WHAT TO PRODUCE:
Leave out the pictures, then reproduce the rest of the material exactly.

-- Begin SUPPLIED DATA --

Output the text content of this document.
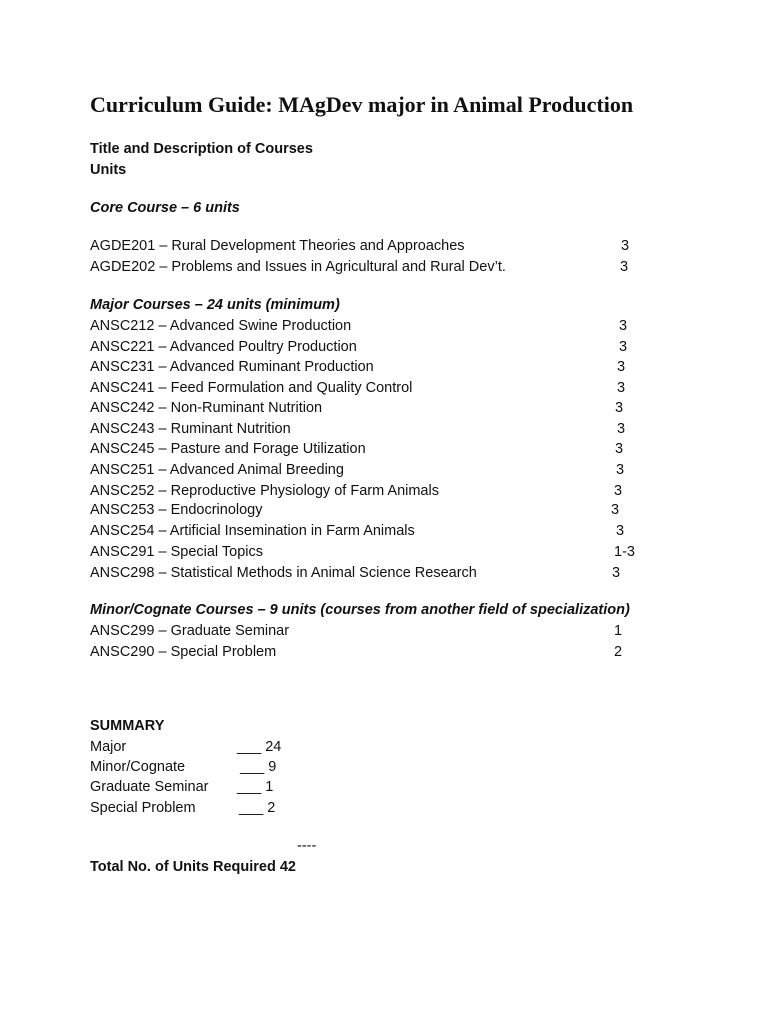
Curriculum Guide: MAgDev major in Animal Production
Title and Description of Courses
Units
Core Course – 6 units
AGDE201 – Rural Development Theories and Approaches	3
AGDE202 – Problems and Issues in Agricultural and Rural Dev’t.	3
Major Courses – 24 units (minimum)
ANSC212 – Advanced Swine Production	3
ANSC221 – Advanced Poultry Production	3
ANSC231 – Advanced Ruminant Production	3
ANSC241 – Feed Formulation and Quality Control	3
ANSC242 – Non-Ruminant Nutrition	3
ANSC243 – Ruminant Nutrition	3
ANSC245 – Pasture and Forage Utilization	3
ANSC251 – Advanced Animal Breeding	3
ANSC252 – Reproductive Physiology of Farm Animals	3
ANSC253 – Endocrinology	3
ANSC254 – Artificial Insemination in Farm Animals	3
ANSC291 – Special Topics	1-3
ANSC298 – Statistical Methods in Animal Science Research	3
Minor/Cognate Courses – 9 units (courses from another field of specialization)
ANSC299 – Graduate Seminar	1
ANSC290 – Special Problem	2
SUMMARY
Major	___ 24
Minor/Cognate	___ 9
Graduate Seminar ___ 1
Special Problem	___ 2
----
Total No. of Units Required 42
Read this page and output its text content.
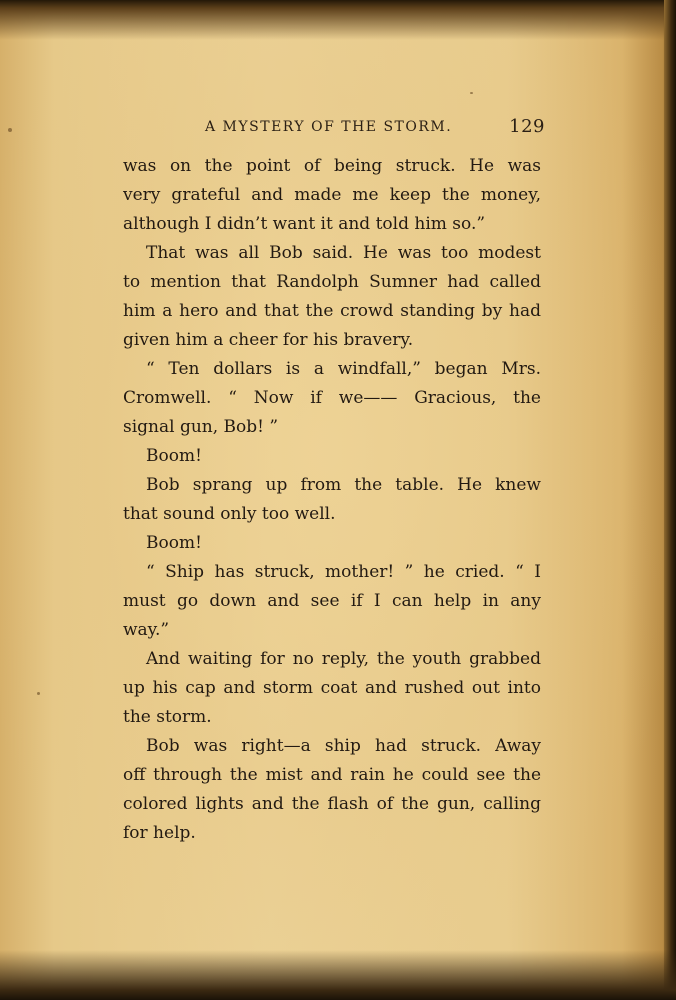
A MYSTERY OF THE STORM.	129
was on the point of being struck. He was
very grateful and made me keep the money,
although I didn’t want it and told him so.”
That was all Bob said. He was too modest
to mention that Randolph Sumner had called
him a hero and that the crowd standing by had
given him a cheer for his bravery.
“ Ten dollars is a windfall,” began Mrs.
Cromwell. “ Now if we—— Gracious, the
signal gun, Bob! ”
Boom!
Bob sprang up from the table. He knew
that sound only too well.
Boom!
“ Ship has struck, mother! ” he cried. “ I
must go down and see if I can help in any
way.”
And waiting for no reply, the youth grabbed
up his cap and storm coat and rushed out into
the storm.
Bob was right—a ship had struck. Away
off through the mist and rain he could see the
colored lights and the flash of the gun, calling
for help.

-- End SUPPLIED DATA --

RESPONSE TO THIS TASK:
Output the text content of this document.
Curriculum Guide: MAgDev major in Animal Production
Title and Description of Courses
Units
Core Course – 6 units
AGDE201 – Rural Development Theories and Approaches	3
AGDE202 – Problems and Issues in Agricultural and Rural Dev’t.	3
Major Courses – 24 units (minimum)
ANSC212 – Advanced Swine Production	3
ANSC221 – Advanced Poultry Production	3
ANSC231 – Advanced Ruminant Production	3
ANSC241 – Feed Formulation and Quality Control	3
ANSC242 – Non-Ruminant Nutrition	3
ANSC243 – Ruminant Nutrition	3
ANSC245 – Pasture and Forage Utilization	3
ANSC251 – Advanced Animal Breeding	3
ANSC252 – Reproductive Physiology of Farm Animals	3
ANSC253 – Endocrinology	3
ANSC254 – Artificial Insemination in Farm Animals	3
ANSC291 – Special Topics	1-3
ANSC298 – Statistical Methods in Animal Science Research	3
Minor/Cognate Courses – 9 units (courses from another field of specialization)
ANSC299 – Graduate Seminar	1
ANSC290 – Special Problem	2
SUMMARY
Major	___ 24
Minor/Cognate	___ 9
Graduate Seminar ___ 1
Special Problem	___ 2
----
Total No. of Units Required 42
Read this page and output its text content.
A MYSTERY OF THE STORM.	129
was on the point of being struck. He was
very grateful and made me keep the money,
although I didn’t want it and told him so.”
That was all Bob said. He was too modest
to mention that Randolph Sumner had called
him a hero and that the crowd standing by had
given him a cheer for his bravery.
“ Ten dollars is a windfall,” began Mrs.
Cromwell. “ Now if we—— Gracious, the
signal gun, Bob! ”
Boom!
Bob sprang up from the table. He knew
that sound only too well.
Boom!
“ Ship has struck, mother! ” he cried. “ I
must go down and see if I can help in any
way.”
And waiting for no reply, the youth grabbed
up his cap and storm coat and rushed out into
the storm.
Bob was right—a ship had struck. Away
off through the mist and rain he could see the
colored lights and the flash of the gun, calling
for help.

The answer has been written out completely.